== DATASET ENTRIES ==
········
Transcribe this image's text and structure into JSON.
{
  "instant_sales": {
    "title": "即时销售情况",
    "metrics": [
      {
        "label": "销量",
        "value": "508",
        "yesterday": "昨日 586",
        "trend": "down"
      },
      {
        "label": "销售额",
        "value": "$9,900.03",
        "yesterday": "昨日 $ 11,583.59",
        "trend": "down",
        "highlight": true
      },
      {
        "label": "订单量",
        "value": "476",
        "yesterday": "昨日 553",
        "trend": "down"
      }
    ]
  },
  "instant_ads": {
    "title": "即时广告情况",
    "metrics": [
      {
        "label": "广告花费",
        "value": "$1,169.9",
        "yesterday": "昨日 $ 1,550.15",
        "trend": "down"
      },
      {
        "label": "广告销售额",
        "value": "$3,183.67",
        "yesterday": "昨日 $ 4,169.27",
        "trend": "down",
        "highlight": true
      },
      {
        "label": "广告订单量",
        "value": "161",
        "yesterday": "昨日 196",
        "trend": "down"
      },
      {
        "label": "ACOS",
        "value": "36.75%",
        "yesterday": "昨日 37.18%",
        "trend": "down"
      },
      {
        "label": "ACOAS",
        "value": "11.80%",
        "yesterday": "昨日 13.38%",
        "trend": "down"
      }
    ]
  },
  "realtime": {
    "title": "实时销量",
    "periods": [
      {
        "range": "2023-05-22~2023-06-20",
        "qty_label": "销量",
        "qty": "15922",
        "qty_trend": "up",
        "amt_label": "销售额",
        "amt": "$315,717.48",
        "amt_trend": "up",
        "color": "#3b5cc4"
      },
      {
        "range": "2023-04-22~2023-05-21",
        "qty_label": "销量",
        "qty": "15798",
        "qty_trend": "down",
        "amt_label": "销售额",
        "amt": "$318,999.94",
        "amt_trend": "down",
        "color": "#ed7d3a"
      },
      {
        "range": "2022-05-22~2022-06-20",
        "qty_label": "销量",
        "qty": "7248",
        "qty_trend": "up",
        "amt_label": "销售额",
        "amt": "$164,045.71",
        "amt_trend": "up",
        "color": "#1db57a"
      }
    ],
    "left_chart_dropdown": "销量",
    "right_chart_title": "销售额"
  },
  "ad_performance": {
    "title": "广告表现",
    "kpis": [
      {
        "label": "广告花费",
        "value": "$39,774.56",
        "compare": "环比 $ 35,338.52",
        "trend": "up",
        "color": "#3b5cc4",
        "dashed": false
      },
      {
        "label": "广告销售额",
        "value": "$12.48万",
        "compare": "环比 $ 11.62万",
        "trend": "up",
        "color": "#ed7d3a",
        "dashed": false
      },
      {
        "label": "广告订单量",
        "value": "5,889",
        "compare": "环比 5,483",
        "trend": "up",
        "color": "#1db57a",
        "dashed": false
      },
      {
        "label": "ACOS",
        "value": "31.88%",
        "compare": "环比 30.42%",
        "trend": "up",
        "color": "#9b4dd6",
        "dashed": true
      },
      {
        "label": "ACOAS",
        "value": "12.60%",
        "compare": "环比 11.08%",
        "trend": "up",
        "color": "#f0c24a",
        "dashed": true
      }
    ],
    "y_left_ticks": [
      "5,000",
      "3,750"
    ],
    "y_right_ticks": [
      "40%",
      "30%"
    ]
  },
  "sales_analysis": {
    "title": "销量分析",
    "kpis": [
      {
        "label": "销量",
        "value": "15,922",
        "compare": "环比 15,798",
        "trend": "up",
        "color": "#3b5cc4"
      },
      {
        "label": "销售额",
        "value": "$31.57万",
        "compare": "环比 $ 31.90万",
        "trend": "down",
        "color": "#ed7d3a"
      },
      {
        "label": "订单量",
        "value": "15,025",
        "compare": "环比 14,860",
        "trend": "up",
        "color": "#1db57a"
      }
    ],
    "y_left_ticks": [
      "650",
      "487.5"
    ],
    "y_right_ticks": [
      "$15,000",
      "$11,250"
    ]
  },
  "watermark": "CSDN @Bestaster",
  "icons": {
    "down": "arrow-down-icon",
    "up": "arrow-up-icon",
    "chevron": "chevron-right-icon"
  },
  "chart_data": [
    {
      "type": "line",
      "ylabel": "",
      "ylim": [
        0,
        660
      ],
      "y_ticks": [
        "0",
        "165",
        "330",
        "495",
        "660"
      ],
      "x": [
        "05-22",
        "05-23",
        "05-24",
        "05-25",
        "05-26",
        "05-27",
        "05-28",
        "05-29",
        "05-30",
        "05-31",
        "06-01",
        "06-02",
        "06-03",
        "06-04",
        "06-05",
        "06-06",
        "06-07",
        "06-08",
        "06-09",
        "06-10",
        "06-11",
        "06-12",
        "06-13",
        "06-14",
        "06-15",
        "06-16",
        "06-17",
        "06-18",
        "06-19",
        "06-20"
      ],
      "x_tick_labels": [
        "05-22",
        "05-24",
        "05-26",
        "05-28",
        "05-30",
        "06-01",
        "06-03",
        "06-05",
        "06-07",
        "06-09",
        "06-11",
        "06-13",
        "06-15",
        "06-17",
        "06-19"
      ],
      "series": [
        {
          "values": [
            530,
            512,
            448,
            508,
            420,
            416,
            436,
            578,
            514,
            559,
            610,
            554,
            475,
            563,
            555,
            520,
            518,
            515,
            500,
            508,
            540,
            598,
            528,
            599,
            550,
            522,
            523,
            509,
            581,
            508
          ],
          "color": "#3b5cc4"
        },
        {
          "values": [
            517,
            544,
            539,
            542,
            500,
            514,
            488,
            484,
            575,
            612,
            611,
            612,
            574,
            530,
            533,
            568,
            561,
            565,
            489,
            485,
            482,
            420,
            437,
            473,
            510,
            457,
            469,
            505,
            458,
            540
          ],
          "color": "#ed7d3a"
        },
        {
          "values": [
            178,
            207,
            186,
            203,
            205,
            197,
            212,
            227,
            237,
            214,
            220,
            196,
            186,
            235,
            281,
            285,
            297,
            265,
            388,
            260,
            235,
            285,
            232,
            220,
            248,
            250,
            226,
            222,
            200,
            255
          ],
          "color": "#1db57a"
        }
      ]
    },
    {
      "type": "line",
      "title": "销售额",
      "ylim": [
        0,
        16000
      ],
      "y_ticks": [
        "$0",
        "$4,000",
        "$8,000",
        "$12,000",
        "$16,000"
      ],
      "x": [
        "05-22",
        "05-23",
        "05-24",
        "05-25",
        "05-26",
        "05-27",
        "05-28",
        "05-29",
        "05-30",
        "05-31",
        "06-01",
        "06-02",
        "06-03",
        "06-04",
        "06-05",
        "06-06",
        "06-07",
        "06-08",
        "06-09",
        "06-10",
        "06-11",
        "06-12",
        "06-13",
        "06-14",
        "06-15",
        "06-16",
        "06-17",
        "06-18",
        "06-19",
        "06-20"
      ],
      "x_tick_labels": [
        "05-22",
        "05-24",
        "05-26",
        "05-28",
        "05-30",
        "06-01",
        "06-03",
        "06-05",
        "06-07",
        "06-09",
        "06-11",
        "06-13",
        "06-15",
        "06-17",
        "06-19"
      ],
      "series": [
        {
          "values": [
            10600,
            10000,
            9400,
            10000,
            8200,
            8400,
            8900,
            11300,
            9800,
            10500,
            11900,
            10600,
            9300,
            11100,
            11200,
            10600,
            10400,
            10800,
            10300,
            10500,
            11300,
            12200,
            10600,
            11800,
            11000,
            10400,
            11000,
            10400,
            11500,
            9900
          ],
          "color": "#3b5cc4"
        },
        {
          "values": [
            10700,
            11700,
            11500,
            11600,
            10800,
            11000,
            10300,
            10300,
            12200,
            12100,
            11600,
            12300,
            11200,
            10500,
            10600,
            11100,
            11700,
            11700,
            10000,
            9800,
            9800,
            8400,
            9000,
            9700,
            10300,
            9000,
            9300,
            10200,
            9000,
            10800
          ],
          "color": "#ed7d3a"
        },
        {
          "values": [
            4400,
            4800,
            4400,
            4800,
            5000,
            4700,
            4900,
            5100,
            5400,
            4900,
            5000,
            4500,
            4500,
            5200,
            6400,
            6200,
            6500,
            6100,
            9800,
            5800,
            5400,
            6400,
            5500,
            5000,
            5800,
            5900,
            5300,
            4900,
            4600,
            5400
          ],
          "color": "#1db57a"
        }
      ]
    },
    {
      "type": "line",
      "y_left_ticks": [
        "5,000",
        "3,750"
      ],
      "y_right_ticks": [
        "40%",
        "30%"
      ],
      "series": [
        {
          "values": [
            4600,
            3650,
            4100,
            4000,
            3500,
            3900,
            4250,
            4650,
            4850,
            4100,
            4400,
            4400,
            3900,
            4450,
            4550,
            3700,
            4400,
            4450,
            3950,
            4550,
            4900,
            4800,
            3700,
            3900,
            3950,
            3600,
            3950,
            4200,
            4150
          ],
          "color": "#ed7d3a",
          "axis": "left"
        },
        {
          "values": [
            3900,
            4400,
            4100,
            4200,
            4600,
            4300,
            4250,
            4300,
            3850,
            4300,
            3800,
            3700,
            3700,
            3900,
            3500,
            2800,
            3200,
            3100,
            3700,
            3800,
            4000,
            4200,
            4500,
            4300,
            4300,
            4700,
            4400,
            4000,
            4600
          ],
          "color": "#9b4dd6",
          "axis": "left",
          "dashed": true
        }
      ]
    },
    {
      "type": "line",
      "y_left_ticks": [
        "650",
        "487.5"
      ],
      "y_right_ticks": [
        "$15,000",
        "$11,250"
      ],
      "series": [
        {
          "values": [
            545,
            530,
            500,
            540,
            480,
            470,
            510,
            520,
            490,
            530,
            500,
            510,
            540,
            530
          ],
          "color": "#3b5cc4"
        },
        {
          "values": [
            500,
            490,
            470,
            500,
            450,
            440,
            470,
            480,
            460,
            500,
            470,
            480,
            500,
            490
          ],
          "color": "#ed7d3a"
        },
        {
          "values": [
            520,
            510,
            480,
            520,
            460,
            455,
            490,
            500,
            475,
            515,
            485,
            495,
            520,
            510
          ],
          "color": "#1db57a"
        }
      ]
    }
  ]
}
········
== TASK OBJECTIVE ==
Tell how many lines include "range". The number is the whole answer.

== FINISHED TASK ==
3